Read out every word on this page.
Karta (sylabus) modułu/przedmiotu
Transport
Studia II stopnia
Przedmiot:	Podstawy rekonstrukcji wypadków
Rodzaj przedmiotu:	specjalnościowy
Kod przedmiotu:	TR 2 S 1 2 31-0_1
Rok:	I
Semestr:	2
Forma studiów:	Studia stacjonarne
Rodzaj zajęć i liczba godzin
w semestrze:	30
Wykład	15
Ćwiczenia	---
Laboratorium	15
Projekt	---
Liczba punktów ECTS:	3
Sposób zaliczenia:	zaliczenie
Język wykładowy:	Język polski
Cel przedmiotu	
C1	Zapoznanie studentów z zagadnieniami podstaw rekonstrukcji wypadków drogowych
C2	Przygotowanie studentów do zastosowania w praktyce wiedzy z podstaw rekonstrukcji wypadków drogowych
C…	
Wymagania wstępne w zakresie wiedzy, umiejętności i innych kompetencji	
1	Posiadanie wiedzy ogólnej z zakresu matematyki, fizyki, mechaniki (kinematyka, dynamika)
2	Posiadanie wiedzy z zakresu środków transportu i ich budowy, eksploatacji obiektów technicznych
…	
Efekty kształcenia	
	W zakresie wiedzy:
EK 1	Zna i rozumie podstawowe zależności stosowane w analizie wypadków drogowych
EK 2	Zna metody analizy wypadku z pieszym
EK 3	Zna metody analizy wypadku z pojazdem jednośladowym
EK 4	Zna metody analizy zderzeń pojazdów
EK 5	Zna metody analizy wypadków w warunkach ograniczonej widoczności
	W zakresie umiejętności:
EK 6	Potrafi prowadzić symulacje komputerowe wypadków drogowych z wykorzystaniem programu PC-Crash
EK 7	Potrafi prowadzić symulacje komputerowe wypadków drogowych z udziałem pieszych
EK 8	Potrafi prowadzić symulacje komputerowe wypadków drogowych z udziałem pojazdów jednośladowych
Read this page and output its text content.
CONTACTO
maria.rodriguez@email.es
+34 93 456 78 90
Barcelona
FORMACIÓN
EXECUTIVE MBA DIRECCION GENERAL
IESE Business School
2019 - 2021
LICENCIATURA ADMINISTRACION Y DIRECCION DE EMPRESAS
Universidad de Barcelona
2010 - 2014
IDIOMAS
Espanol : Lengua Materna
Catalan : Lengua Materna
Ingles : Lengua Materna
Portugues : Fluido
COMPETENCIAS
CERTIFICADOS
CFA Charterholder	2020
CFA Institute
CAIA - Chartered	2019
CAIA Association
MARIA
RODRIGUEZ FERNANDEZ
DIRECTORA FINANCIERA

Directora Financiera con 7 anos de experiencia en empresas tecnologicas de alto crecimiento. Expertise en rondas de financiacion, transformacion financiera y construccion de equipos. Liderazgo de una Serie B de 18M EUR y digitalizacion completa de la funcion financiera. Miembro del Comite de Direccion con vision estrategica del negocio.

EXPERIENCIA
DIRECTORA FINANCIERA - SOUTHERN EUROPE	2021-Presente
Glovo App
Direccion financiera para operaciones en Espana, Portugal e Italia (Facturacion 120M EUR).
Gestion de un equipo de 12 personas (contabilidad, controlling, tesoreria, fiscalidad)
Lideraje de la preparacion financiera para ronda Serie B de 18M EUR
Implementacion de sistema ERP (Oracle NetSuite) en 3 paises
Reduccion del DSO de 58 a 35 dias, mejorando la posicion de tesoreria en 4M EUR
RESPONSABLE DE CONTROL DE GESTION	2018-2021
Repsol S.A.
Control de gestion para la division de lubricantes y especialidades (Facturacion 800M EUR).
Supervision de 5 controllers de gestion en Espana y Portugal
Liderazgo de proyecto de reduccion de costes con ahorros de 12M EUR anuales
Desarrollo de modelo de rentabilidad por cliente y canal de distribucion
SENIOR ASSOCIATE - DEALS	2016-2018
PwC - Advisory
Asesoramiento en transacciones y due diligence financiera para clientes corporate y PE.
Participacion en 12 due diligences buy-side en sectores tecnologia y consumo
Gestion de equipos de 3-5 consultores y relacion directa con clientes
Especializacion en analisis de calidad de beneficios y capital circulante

WORK TO COMPLETE: Write the entries again, exactly as they stand.

TASK ANSWER:
Read out every word on this page.
Karta (sylabus) modułu/przedmiotu
Transport
Studia II stopnia
Przedmiot:	Podstawy rekonstrukcji wypadków
Rodzaj przedmiotu:	specjalnościowy
Kod przedmiotu:	TR 2 S 1 2 31-0_1
Rok:	I
Semestr:	2
Forma studiów:	Studia stacjonarne
Rodzaj zajęć i liczba godzin
w semestrze:	30
Wykład	15
Ćwiczenia	---
Laboratorium	15
Projekt	---
Liczba punktów ECTS:	3
Sposób zaliczenia:	zaliczenie
Język wykładowy:	Język polski
Cel przedmiotu	
C1	Zapoznanie studentów z zagadnieniami podstaw rekonstrukcji wypadków drogowych
C2	Przygotowanie studentów do zastosowania w praktyce wiedzy z podstaw rekonstrukcji wypadków drogowych
C…	
Wymagania wstępne w zakresie wiedzy, umiejętności i innych kompetencji	
1	Posiadanie wiedzy ogólnej z zakresu matematyki, fizyki, mechaniki (kinematyka, dynamika)
2	Posiadanie wiedzy z zakresu środków transportu i ich budowy, eksploatacji obiektów technicznych
…	
Efekty kształcenia	
	W zakresie wiedzy:
EK 1	Zna i rozumie podstawowe zależności stosowane w analizie wypadków drogowych
EK 2	Zna metody analizy wypadku z pieszym
EK 3	Zna metody analizy wypadku z pojazdem jednośladowym
EK 4	Zna metody analizy zderzeń pojazdów
EK 5	Zna metody analizy wypadków w warunkach ograniczonej widoczności
	W zakresie umiejętności:
EK 6	Potrafi prowadzić symulacje komputerowe wypadków drogowych z wykorzystaniem programu PC-Crash
EK 7	Potrafi prowadzić symulacje komputerowe wypadków drogowych z udziałem pieszych
EK 8	Potrafi prowadzić symulacje komputerowe wypadków drogowych z udziałem pojazdów jednośladowych
Read this page and output its text content.
CONTACTO
maria.rodriguez@email.es
+34 93 456 78 90
Barcelona
FORMACIÓN
EXECUTIVE MBA DIRECCION GENERAL
IESE Business School
2019 - 2021
LICENCIATURA ADMINISTRACION Y DIRECCION DE EMPRESAS
Universidad de Barcelona
2010 - 2014
IDIOMAS
Espanol : Lengua Materna
Catalan : Lengua Materna
Ingles : Lengua Materna
Portugues : Fluido
COMPETENCIAS
CERTIFICADOS
CFA Charterholder	2020
CFA Institute
CAIA - Chartered	2019
CAIA Association
MARIA
RODRIGUEZ FERNANDEZ
DIRECTORA FINANCIERA

Directora Financiera con 7 anos de experiencia en empresas tecnologicas de alto crecimiento. Expertise en rondas de financiacion, transformacion financiera y construccion de equipos. Liderazgo de una Serie B de 18M EUR y digitalizacion completa de la funcion financiera. Miembro del Comite de Direccion con vision estrategica del negocio.

EXPERIENCIA
DIRECTORA FINANCIERA - SOUTHERN EUROPE	2021-Presente
Glovo App
Direccion financiera para operaciones en Espana, Portugal e Italia (Facturacion 120M EUR).
Gestion de un equipo de 12 personas (contabilidad, controlling, tesoreria, fiscalidad)
Lideraje de la preparacion financiera para ronda Serie B de 18M EUR
Implementacion de sistema ERP (Oracle NetSuite) en 3 paises
Reduccion del DSO de 58 a 35 dias, mejorando la posicion de tesoreria en 4M EUR
RESPONSABLE DE CONTROL DE GESTION	2018-2021
Repsol S.A.
Control de gestion para la division de lubricantes y especialidades (Facturacion 800M EUR).
Supervision de 5 controllers de gestion en Espana y Portugal
Liderazgo de proyecto de reduccion de costes con ahorros de 12M EUR anuales
Desarrollo de modelo de rentabilidad por cliente y canal de distribucion
SENIOR ASSOCIATE - DEALS	2016-2018
PwC - Advisory
Asesoramiento en transacciones y due diligence financiera para clientes corporate y PE.
Participacion en 12 due diligences buy-side en sectores tecnologia y consumo
Gestion de equipos de 3-5 consultores y relacion directa con clientes
Especializacion en analisis de calidad de beneficios y capital circulante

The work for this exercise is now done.